Records of document pages and text:
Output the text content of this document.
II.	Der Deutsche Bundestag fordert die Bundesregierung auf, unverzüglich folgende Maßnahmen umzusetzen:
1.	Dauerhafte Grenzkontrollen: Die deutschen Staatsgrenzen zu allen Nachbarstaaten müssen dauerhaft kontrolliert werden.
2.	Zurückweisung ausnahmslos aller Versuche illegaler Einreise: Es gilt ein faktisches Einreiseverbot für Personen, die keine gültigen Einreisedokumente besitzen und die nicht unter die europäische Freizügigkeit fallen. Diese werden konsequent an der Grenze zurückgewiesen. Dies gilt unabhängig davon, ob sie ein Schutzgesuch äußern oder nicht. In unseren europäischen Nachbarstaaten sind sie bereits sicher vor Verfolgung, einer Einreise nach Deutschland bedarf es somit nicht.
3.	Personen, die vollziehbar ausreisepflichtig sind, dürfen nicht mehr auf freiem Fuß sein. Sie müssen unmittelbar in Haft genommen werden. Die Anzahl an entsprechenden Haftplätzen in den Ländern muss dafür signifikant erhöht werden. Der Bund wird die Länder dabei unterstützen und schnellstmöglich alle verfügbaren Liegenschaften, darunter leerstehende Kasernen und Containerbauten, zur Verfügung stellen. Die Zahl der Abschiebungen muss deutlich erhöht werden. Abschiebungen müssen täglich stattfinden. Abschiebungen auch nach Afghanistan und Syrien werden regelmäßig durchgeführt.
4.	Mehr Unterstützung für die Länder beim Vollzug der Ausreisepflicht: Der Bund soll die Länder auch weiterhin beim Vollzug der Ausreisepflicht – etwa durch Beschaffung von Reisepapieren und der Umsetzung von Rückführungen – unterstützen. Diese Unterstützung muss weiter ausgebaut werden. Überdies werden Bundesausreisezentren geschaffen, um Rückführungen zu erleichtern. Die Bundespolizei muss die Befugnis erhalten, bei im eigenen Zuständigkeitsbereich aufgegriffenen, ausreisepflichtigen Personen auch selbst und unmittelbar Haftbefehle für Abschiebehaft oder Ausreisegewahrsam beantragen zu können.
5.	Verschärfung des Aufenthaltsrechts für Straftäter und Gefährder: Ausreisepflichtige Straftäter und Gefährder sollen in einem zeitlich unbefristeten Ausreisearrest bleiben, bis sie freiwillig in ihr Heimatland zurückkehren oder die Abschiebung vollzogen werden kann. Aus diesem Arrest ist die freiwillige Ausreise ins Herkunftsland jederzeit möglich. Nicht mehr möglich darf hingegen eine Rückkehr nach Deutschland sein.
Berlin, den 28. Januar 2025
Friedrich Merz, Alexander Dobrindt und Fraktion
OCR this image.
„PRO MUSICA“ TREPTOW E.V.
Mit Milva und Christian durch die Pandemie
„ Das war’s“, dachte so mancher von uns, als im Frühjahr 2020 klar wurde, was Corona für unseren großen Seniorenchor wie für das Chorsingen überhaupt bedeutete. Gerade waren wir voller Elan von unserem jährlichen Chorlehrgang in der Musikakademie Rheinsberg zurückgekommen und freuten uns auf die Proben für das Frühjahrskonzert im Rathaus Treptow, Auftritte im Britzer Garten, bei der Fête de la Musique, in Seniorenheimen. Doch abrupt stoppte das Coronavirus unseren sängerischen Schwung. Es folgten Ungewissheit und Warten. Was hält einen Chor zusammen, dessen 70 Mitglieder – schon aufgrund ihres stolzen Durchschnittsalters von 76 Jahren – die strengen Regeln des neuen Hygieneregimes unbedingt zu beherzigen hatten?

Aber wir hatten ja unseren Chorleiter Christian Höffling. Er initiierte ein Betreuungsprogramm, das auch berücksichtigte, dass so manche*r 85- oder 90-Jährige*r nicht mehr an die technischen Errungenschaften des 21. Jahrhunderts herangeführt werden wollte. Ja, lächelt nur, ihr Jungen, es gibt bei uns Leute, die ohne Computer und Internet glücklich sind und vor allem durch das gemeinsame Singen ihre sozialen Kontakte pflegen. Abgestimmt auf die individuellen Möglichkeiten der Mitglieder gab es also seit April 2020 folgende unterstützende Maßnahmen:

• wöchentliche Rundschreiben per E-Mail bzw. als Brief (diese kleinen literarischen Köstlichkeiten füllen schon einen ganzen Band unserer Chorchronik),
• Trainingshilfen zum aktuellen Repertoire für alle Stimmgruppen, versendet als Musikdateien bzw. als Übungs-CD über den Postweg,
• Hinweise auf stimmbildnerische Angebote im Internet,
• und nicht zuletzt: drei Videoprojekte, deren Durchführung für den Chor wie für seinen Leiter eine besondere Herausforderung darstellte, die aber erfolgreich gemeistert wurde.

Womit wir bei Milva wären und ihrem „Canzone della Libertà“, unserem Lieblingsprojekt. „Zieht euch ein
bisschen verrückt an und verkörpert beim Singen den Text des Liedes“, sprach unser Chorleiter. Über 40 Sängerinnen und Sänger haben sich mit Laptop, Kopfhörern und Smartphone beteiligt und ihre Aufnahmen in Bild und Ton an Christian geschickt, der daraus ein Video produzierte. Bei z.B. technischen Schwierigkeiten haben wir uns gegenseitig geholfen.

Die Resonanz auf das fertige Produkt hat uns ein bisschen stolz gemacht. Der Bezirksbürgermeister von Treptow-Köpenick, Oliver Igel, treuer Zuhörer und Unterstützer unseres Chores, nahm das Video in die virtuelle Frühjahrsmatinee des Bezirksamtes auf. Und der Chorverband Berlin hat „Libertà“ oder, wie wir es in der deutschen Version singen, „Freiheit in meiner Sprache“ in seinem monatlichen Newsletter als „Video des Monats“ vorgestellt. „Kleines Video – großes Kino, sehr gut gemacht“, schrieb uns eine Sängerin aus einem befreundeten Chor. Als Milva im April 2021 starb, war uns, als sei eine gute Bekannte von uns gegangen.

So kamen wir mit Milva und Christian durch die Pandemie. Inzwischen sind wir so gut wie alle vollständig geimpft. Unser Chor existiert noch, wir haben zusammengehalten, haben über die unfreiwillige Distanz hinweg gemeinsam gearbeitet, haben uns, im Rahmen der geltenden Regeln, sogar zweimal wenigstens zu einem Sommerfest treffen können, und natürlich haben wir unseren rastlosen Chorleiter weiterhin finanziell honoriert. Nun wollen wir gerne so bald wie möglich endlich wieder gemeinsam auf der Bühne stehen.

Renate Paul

### WORK REQUEST
Retype all of the entries exactly, please.

### RESULT FOR THIS TASK
Output the text content of this document.
II.	Der Deutsche Bundestag fordert die Bundesregierung auf, unverzüglich folgende Maßnahmen umzusetzen:
1.	Dauerhafte Grenzkontrollen: Die deutschen Staatsgrenzen zu allen Nachbarstaaten müssen dauerhaft kontrolliert werden.
2.	Zurückweisung ausnahmslos aller Versuche illegaler Einreise: Es gilt ein faktisches Einreiseverbot für Personen, die keine gültigen Einreisedokumente besitzen und die nicht unter die europäische Freizügigkeit fallen. Diese werden konsequent an der Grenze zurückgewiesen. Dies gilt unabhängig davon, ob sie ein Schutzgesuch äußern oder nicht. In unseren europäischen Nachbarstaaten sind sie bereits sicher vor Verfolgung, einer Einreise nach Deutschland bedarf es somit nicht.
3.	Personen, die vollziehbar ausreisepflichtig sind, dürfen nicht mehr auf freiem Fuß sein. Sie müssen unmittelbar in Haft genommen werden. Die Anzahl an entsprechenden Haftplätzen in den Ländern muss dafür signifikant erhöht werden. Der Bund wird die Länder dabei unterstützen und schnellstmöglich alle verfügbaren Liegenschaften, darunter leerstehende Kasernen und Containerbauten, zur Verfügung stellen. Die Zahl der Abschiebungen muss deutlich erhöht werden. Abschiebungen müssen täglich stattfinden. Abschiebungen auch nach Afghanistan und Syrien werden regelmäßig durchgeführt.
4.	Mehr Unterstützung für die Länder beim Vollzug der Ausreisepflicht: Der Bund soll die Länder auch weiterhin beim Vollzug der Ausreisepflicht – etwa durch Beschaffung von Reisepapieren und der Umsetzung von Rückführungen – unterstützen. Diese Unterstützung muss weiter ausgebaut werden. Überdies werden Bundesausreisezentren geschaffen, um Rückführungen zu erleichtern. Die Bundespolizei muss die Befugnis erhalten, bei im eigenen Zuständigkeitsbereich aufgegriffenen, ausreisepflichtigen Personen auch selbst und unmittelbar Haftbefehle für Abschiebehaft oder Ausreisegewahrsam beantragen zu können.
5.	Verschärfung des Aufenthaltsrechts für Straftäter und Gefährder: Ausreisepflichtige Straftäter und Gefährder sollen in einem zeitlich unbefristeten Ausreisearrest bleiben, bis sie freiwillig in ihr Heimatland zurückkehren oder die Abschiebung vollzogen werden kann. Aus diesem Arrest ist die freiwillige Ausreise ins Herkunftsland jederzeit möglich. Nicht mehr möglich darf hingegen eine Rückkehr nach Deutschland sein.
Berlin, den 28. Januar 2025
Friedrich Merz, Alexander Dobrindt und Fraktion
OCR this image.
„PRO MUSICA“ TREPTOW E.V.
Mit Milva und Christian durch die Pandemie
„ Das war’s“, dachte so mancher von uns, als im Frühjahr 2020 klar wurde, was Corona für unseren großen Seniorenchor wie für das Chorsingen überhaupt bedeutete. Gerade waren wir voller Elan von unserem jährlichen Chorlehrgang in der Musikakademie Rheinsberg zurückgekommen und freuten uns auf die Proben für das Frühjahrskonzert im Rathaus Treptow, Auftritte im Britzer Garten, bei der Fête de la Musique, in Seniorenheimen. Doch abrupt stoppte das Coronavirus unseren sängerischen Schwung. Es folgten Ungewissheit und Warten. Was hält einen Chor zusammen, dessen 70 Mitglieder – schon aufgrund ihres stolzen Durchschnittsalters von 76 Jahren – die strengen Regeln des neuen Hygieneregimes unbedingt zu beherzigen hatten?

Aber wir hatten ja unseren Chorleiter Christian Höffling. Er initiierte ein Betreuungsprogramm, das auch berücksichtigte, dass so manche*r 85- oder 90-Jährige*r nicht mehr an die technischen Errungenschaften des 21. Jahrhunderts herangeführt werden wollte. Ja, lächelt nur, ihr Jungen, es gibt bei uns Leute, die ohne Computer und Internet glücklich sind und vor allem durch das gemeinsame Singen ihre sozialen Kontakte pflegen. Abgestimmt auf die individuellen Möglichkeiten der Mitglieder gab es also seit April 2020 folgende unterstützende Maßnahmen:

• wöchentliche Rundschreiben per E-Mail bzw. als Brief (diese kleinen literarischen Köstlichkeiten füllen schon einen ganzen Band unserer Chorchronik),
• Trainingshilfen zum aktuellen Repertoire für alle Stimmgruppen, versendet als Musikdateien bzw. als Übungs-CD über den Postweg,
• Hinweise auf stimmbildnerische Angebote im Internet,
• und nicht zuletzt: drei Videoprojekte, deren Durchführung für den Chor wie für seinen Leiter eine besondere Herausforderung darstellte, die aber erfolgreich gemeistert wurde.

Womit wir bei Milva wären und ihrem „Canzone della Libertà“, unserem Lieblingsprojekt. „Zieht euch ein
bisschen verrückt an und verkörpert beim Singen den Text des Liedes“, sprach unser Chorleiter. Über 40 Sängerinnen und Sänger haben sich mit Laptop, Kopfhörern und Smartphone beteiligt und ihre Aufnahmen in Bild und Ton an Christian geschickt, der daraus ein Video produzierte. Bei z.B. technischen Schwierigkeiten haben wir uns gegenseitig geholfen.

Die Resonanz auf das fertige Produkt hat uns ein bisschen stolz gemacht. Der Bezirksbürgermeister von Treptow-Köpenick, Oliver Igel, treuer Zuhörer und Unterstützer unseres Chores, nahm das Video in die virtuelle Frühjahrsmatinee des Bezirksamtes auf. Und der Chorverband Berlin hat „Libertà“ oder, wie wir es in der deutschen Version singen, „Freiheit in meiner Sprache“ in seinem monatlichen Newsletter als „Video des Monats“ vorgestellt. „Kleines Video – großes Kino, sehr gut gemacht“, schrieb uns eine Sängerin aus einem befreundeten Chor. Als Milva im April 2021 starb, war uns, als sei eine gute Bekannte von uns gegangen.

So kamen wir mit Milva und Christian durch die Pandemie. Inzwischen sind wir so gut wie alle vollständig geimpft. Unser Chor existiert noch, wir haben zusammengehalten, haben über die unfreiwillige Distanz hinweg gemeinsam gearbeitet, haben uns, im Rahmen der geltenden Regeln, sogar zweimal wenigstens zu einem Sommerfest treffen können, und natürlich haben wir unseren rastlosen Chorleiter weiterhin finanziell honoriert. Nun wollen wir gerne so bald wie möglich endlich wieder gemeinsam auf der Bühne stehen.

Renate Paul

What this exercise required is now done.